## CHALLENGE:
Quote every line as given.

begin RECORDS TO PROCESS

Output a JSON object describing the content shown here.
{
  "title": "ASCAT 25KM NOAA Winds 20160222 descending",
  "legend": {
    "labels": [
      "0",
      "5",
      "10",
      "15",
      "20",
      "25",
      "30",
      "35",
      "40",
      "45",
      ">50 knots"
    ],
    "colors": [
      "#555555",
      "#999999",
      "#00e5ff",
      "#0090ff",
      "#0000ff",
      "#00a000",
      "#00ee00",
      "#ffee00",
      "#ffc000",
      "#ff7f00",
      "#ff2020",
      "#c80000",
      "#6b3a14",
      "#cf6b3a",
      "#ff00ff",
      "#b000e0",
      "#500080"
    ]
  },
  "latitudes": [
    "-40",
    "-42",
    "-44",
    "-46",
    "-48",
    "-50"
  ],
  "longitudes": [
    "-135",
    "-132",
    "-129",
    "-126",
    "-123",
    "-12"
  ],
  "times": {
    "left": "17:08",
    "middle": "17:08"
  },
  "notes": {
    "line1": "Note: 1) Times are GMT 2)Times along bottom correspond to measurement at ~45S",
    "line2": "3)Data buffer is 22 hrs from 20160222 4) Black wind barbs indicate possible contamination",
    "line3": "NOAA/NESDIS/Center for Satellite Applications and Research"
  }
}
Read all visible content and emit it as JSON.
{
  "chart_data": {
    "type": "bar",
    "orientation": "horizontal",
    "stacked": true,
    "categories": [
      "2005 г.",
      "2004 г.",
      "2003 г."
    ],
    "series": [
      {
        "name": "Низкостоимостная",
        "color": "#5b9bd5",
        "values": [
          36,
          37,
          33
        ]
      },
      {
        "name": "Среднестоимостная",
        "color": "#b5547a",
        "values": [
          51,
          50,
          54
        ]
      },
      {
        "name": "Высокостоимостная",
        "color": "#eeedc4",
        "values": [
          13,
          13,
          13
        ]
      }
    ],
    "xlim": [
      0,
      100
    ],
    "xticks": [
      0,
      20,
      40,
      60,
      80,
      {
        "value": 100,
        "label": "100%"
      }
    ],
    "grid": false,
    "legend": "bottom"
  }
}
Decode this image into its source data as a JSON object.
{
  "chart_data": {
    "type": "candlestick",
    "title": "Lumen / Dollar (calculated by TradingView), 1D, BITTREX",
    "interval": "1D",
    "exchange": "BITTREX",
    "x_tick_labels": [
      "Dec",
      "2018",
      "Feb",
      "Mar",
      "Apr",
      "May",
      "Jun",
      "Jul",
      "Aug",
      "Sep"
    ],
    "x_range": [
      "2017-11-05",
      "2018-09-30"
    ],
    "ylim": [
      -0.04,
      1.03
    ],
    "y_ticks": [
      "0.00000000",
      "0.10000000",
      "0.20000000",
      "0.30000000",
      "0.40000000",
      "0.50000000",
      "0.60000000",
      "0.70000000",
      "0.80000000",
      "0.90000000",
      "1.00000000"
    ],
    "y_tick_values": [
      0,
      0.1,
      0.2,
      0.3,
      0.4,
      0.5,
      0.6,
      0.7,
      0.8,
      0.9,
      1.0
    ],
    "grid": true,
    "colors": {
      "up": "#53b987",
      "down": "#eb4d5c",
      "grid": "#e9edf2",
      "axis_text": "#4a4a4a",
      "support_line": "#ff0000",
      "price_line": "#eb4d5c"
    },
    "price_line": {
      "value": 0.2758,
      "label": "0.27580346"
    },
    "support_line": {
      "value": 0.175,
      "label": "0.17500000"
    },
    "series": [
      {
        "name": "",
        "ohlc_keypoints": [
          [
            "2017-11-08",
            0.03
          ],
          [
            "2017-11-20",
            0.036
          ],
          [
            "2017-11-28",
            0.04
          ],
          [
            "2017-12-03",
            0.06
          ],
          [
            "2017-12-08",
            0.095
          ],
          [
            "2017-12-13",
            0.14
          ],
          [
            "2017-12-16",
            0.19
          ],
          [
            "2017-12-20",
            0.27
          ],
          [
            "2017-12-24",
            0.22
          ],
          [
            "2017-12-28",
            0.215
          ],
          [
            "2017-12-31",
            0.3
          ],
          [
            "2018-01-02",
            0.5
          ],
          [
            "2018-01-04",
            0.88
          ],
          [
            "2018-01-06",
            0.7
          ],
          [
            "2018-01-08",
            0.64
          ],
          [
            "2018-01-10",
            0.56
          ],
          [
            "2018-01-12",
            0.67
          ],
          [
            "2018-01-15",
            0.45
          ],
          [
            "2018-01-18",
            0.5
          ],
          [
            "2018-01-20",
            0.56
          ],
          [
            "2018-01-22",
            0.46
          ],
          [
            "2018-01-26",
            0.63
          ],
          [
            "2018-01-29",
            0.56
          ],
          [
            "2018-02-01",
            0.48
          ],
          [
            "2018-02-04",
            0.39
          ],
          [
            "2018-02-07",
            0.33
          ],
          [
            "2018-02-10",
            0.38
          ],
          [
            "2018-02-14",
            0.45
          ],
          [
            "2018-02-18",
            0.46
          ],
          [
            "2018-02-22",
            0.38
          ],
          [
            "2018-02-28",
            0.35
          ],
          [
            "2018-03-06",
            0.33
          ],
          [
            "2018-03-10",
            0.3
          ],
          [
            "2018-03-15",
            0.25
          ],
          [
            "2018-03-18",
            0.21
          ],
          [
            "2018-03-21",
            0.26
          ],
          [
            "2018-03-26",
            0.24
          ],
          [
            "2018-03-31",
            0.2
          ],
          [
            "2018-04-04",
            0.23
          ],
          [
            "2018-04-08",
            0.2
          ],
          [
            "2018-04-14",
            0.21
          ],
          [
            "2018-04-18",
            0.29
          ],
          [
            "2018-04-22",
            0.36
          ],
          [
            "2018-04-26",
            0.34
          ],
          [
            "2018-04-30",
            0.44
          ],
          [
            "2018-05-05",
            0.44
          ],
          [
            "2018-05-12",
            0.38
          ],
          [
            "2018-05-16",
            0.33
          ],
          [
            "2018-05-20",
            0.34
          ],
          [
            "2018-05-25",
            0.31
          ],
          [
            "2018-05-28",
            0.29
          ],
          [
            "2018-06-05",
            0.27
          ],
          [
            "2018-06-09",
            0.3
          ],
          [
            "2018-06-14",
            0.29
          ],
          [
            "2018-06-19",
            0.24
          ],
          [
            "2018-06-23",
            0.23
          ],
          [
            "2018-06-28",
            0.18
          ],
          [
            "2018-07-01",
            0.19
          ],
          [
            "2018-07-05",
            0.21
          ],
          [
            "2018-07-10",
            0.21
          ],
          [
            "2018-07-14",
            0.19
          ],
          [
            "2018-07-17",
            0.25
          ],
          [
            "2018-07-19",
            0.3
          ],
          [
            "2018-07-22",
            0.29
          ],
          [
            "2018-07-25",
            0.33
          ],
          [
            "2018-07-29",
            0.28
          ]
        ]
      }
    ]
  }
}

end RECORDS TO PROCESS

## SOLUTION FOR THIS EXERCISE:
Output a JSON object describing the content shown here.
{
  "title": "ASCAT 25KM NOAA Winds 20160222 descending",
  "legend": {
    "labels": [
      "0",
      "5",
      "10",
      "15",
      "20",
      "25",
      "30",
      "35",
      "40",
      "45",
      ">50 knots"
    ],
    "colors": [
      "#555555",
      "#999999",
      "#00e5ff",
      "#0090ff",
      "#0000ff",
      "#00a000",
      "#00ee00",
      "#ffee00",
      "#ffc000",
      "#ff7f00",
      "#ff2020",
      "#c80000",
      "#6b3a14",
      "#cf6b3a",
      "#ff00ff",
      "#b000e0",
      "#500080"
    ]
  },
  "latitudes": [
    "-40",
    "-42",
    "-44",
    "-46",
    "-48",
    "-50"
  ],
  "longitudes": [
    "-135",
    "-132",
    "-129",
    "-126",
    "-123",
    "-12"
  ],
  "times": {
    "left": "17:08",
    "middle": "17:08"
  },
  "notes": {
    "line1": "Note: 1) Times are GMT 2)Times along bottom correspond to measurement at ~45S",
    "line2": "3)Data buffer is 22 hrs from 20160222 4) Black wind barbs indicate possible contamination",
    "line3": "NOAA/NESDIS/Center for Satellite Applications and Research"
  }
}
Read all visible content and emit it as JSON.
{
  "chart_data": {
    "type": "bar",
    "orientation": "horizontal",
    "stacked": true,
    "categories": [
      "2005 г.",
      "2004 г.",
      "2003 г."
    ],
    "series": [
      {
        "name": "Низкостоимостная",
        "color": "#5b9bd5",
        "values": [
          36,
          37,
          33
        ]
      },
      {
        "name": "Среднестоимостная",
        "color": "#b5547a",
        "values": [
          51,
          50,
          54
        ]
      },
      {
        "name": "Высокостоимостная",
        "color": "#eeedc4",
        "values": [
          13,
          13,
          13
        ]
      }
    ],
    "xlim": [
      0,
      100
    ],
    "xticks": [
      0,
      20,
      40,
      60,
      80,
      {
        "value": 100,
        "label": "100%"
      }
    ],
    "grid": false,
    "legend": "bottom"
  }
}
Decode this image into its source data as a JSON object.
{
  "chart_data": {
    "type": "candlestick",
    "title": "Lumen / Dollar (calculated by TradingView), 1D, BITTREX",
    "interval": "1D",
    "exchange": "BITTREX",
    "x_tick_labels": [
      "Dec",
      "2018",
      "Feb",
      "Mar",
      "Apr",
      "May",
      "Jun",
      "Jul",
      "Aug",
      "Sep"
    ],
    "x_range": [
      "2017-11-05",
      "2018-09-30"
    ],
    "ylim": [
      -0.04,
      1.03
    ],
    "y_ticks": [
      "0.00000000",
      "0.10000000",
      "0.20000000",
      "0.30000000",
      "0.40000000",
      "0.50000000",
      "0.60000000",
      "0.70000000",
      "0.80000000",
      "0.90000000",
      "1.00000000"
    ],
    "y_tick_values": [
      0,
      0.1,
      0.2,
      0.3,
      0.4,
      0.5,
      0.6,
      0.7,
      0.8,
      0.9,
      1.0
    ],
    "grid": true,
    "colors": {
      "up": "#53b987",
      "down": "#eb4d5c",
      "grid": "#e9edf2",
      "axis_text": "#4a4a4a",
      "support_line": "#ff0000",
      "price_line": "#eb4d5c"
    },
    "price_line": {
      "value": 0.2758,
      "label": "0.27580346"
    },
    "support_line": {
      "value": 0.175,
      "label": "0.17500000"
    },
    "series": [
      {
        "name": "",
        "ohlc_keypoints": [
          [
            "2017-11-08",
            0.03
          ],
          [
            "2017-11-20",
            0.036
          ],
          [
            "2017-11-28",
            0.04
          ],
          [
            "2017-12-03",
            0.06
          ],
          [
            "2017-12-08",
            0.095
          ],
          [
            "2017-12-13",
            0.14
          ],
          [
            "2017-12-16",
            0.19
          ],
          [
            "2017-12-20",
            0.27
          ],
          [
            "2017-12-24",
            0.22
          ],
          [
            "2017-12-28",
            0.215
          ],
          [
            "2017-12-31",
            0.3
          ],
          [
            "2018-01-02",
            0.5
          ],
          [
            "2018-01-04",
            0.88
          ],
          [
            "2018-01-06",
            0.7
          ],
          [
            "2018-01-08",
            0.64
          ],
          [
            "2018-01-10",
            0.56
          ],
          [
            "2018-01-12",
            0.67
          ],
          [
            "2018-01-15",
            0.45
          ],
          [
            "2018-01-18",
            0.5
          ],
          [
            "2018-01-20",
            0.56
          ],
          [
            "2018-01-22",
            0.46
          ],
          [
            "2018-01-26",
            0.63
          ],
          [
            "2018-01-29",
            0.56
          ],
          [
            "2018-02-01",
            0.48
          ],
          [
            "2018-02-04",
            0.39
          ],
          [
            "2018-02-07",
            0.33
          ],
          [
            "2018-02-10",
            0.38
          ],
          [
            "2018-02-14",
            0.45
          ],
          [
            "2018-02-18",
            0.46
          ],
          [
            "2018-02-22",
            0.38
          ],
          [
            "2018-02-28",
            0.35
          ],
          [
            "2018-03-06",
            0.33
          ],
          [
            "2018-03-10",
            0.3
          ],
          [
            "2018-03-15",
            0.25
          ],
          [
            "2018-03-18",
            0.21
          ],
          [
            "2018-03-21",
            0.26
          ],
          [
            "2018-03-26",
            0.24
          ],
          [
            "2018-03-31",
            0.2
          ],
          [
            "2018-04-04",
            0.23
          ],
          [
            "2018-04-08",
            0.2
          ],
          [
            "2018-04-14",
            0.21
          ],
          [
            "2018-04-18",
            0.29
          ],
          [
            "2018-04-22",
            0.36
          ],
          [
            "2018-04-26",
            0.34
          ],
          [
            "2018-04-30",
            0.44
          ],
          [
            "2018-05-05",
            0.44
          ],
          [
            "2018-05-12",
            0.38
          ],
          [
            "2018-05-16",
            0.33
          ],
          [
            "2018-05-20",
            0.34
          ],
          [
            "2018-05-25",
            0.31
          ],
          [
            "2018-05-28",
            0.29
          ],
          [
            "2018-06-05",
            0.27
          ],
          [
            "2018-06-09",
            0.3
          ],
          [
            "2018-06-14",
            0.29
          ],
          [
            "2018-06-19",
            0.24
          ],
          [
            "2018-06-23",
            0.23
          ],
          [
            "2018-06-28",
            0.18
          ],
          [
            "2018-07-01",
            0.19
          ],
          [
            "2018-07-05",
            0.21
          ],
          [
            "2018-07-10",
            0.21
          ],
          [
            "2018-07-14",
            0.19
          ],
          [
            "2018-07-17",
            0.25
          ],
          [
            "2018-07-19",
            0.3
          ],
          [
            "2018-07-22",
            0.29
          ],
          [
            "2018-07-25",
            0.33
          ],
          [
            "2018-07-29",
            0.28
          ]
        ]
      }
    ]
  }
}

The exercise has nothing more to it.